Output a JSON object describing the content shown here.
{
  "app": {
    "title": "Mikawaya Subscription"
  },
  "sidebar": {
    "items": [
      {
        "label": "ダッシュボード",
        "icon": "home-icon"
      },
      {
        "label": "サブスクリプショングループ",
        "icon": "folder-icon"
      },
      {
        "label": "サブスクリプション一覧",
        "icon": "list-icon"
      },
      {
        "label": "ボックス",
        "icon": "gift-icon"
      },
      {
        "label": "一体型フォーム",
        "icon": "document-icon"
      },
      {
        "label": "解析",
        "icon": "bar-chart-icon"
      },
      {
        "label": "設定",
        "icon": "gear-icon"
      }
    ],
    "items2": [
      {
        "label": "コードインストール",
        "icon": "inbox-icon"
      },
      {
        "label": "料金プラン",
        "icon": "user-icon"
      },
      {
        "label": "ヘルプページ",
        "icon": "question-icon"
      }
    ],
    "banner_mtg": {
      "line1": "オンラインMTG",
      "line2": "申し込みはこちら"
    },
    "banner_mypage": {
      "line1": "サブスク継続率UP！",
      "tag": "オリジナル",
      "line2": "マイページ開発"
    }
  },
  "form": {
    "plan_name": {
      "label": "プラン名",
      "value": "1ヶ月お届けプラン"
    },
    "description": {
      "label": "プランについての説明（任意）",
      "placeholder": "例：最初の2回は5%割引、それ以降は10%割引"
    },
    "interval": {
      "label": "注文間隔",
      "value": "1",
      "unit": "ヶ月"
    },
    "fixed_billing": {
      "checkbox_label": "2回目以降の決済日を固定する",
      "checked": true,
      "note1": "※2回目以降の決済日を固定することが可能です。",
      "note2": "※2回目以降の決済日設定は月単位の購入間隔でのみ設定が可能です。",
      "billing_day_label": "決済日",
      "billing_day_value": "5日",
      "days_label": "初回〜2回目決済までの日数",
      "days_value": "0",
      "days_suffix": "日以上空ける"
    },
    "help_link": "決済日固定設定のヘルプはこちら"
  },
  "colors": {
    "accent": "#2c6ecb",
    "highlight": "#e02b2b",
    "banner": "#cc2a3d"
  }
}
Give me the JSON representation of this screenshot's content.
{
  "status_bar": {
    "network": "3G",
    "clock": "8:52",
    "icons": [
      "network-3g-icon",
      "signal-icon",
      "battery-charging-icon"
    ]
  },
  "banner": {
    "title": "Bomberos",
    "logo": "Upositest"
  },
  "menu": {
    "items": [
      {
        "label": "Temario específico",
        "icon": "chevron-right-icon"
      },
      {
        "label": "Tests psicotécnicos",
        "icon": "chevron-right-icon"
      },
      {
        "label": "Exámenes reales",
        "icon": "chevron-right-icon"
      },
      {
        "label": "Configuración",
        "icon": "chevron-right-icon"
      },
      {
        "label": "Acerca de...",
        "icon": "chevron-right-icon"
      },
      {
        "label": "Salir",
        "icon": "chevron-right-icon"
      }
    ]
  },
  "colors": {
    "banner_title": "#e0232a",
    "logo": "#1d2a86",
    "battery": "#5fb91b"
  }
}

——

> **Exercise prompt**
Repeat the records above exactly, leaving none out.

> **Solution for this exercise**
Output a JSON object describing the content shown here.
{
  "app": {
    "title": "Mikawaya Subscription"
  },
  "sidebar": {
    "items": [
      {
        "label": "ダッシュボード",
        "icon": "home-icon"
      },
      {
        "label": "サブスクリプショングループ",
        "icon": "folder-icon"
      },
      {
        "label": "サブスクリプション一覧",
        "icon": "list-icon"
      },
      {
        "label": "ボックス",
        "icon": "gift-icon"
      },
      {
        "label": "一体型フォーム",
        "icon": "document-icon"
      },
      {
        "label": "解析",
        "icon": "bar-chart-icon"
      },
      {
        "label": "設定",
        "icon": "gear-icon"
      }
    ],
    "items2": [
      {
        "label": "コードインストール",
        "icon": "inbox-icon"
      },
      {
        "label": "料金プラン",
        "icon": "user-icon"
      },
      {
        "label": "ヘルプページ",
        "icon": "question-icon"
      }
    ],
    "banner_mtg": {
      "line1": "オンラインMTG",
      "line2": "申し込みはこちら"
    },
    "banner_mypage": {
      "line1": "サブスク継続率UP！",
      "tag": "オリジナル",
      "line2": "マイページ開発"
    }
  },
  "form": {
    "plan_name": {
      "label": "プラン名",
      "value": "1ヶ月お届けプラン"
    },
    "description": {
      "label": "プランについての説明（任意）",
      "placeholder": "例：最初の2回は5%割引、それ以降は10%割引"
    },
    "interval": {
      "label": "注文間隔",
      "value": "1",
      "unit": "ヶ月"
    },
    "fixed_billing": {
      "checkbox_label": "2回目以降の決済日を固定する",
      "checked": true,
      "note1": "※2回目以降の決済日を固定することが可能です。",
      "note2": "※2回目以降の決済日設定は月単位の購入間隔でのみ設定が可能です。",
      "billing_day_label": "決済日",
      "billing_day_value": "5日",
      "days_label": "初回〜2回目決済までの日数",
      "days_value": "0",
      "days_suffix": "日以上空ける"
    },
    "help_link": "決済日固定設定のヘルプはこちら"
  },
  "colors": {
    "accent": "#2c6ecb",
    "highlight": "#e02b2b",
    "banner": "#cc2a3d"
  }
}
Give me the JSON representation of this screenshot's content.
{
  "status_bar": {
    "network": "3G",
    "clock": "8:52",
    "icons": [
      "network-3g-icon",
      "signal-icon",
      "battery-charging-icon"
    ]
  },
  "banner": {
    "title": "Bomberos",
    "logo": "Upositest"
  },
  "menu": {
    "items": [
      {
        "label": "Temario específico",
        "icon": "chevron-right-icon"
      },
      {
        "label": "Tests psicotécnicos",
        "icon": "chevron-right-icon"
      },
      {
        "label": "Exámenes reales",
        "icon": "chevron-right-icon"
      },
      {
        "label": "Configuración",
        "icon": "chevron-right-icon"
      },
      {
        "label": "Acerca de...",
        "icon": "chevron-right-icon"
      },
      {
        "label": "Salir",
        "icon": "chevron-right-icon"
      }
    ]
  },
  "colors": {
    "banner_title": "#e0232a",
    "logo": "#1d2a86",
    "battery": "#5fb91b"
  }
}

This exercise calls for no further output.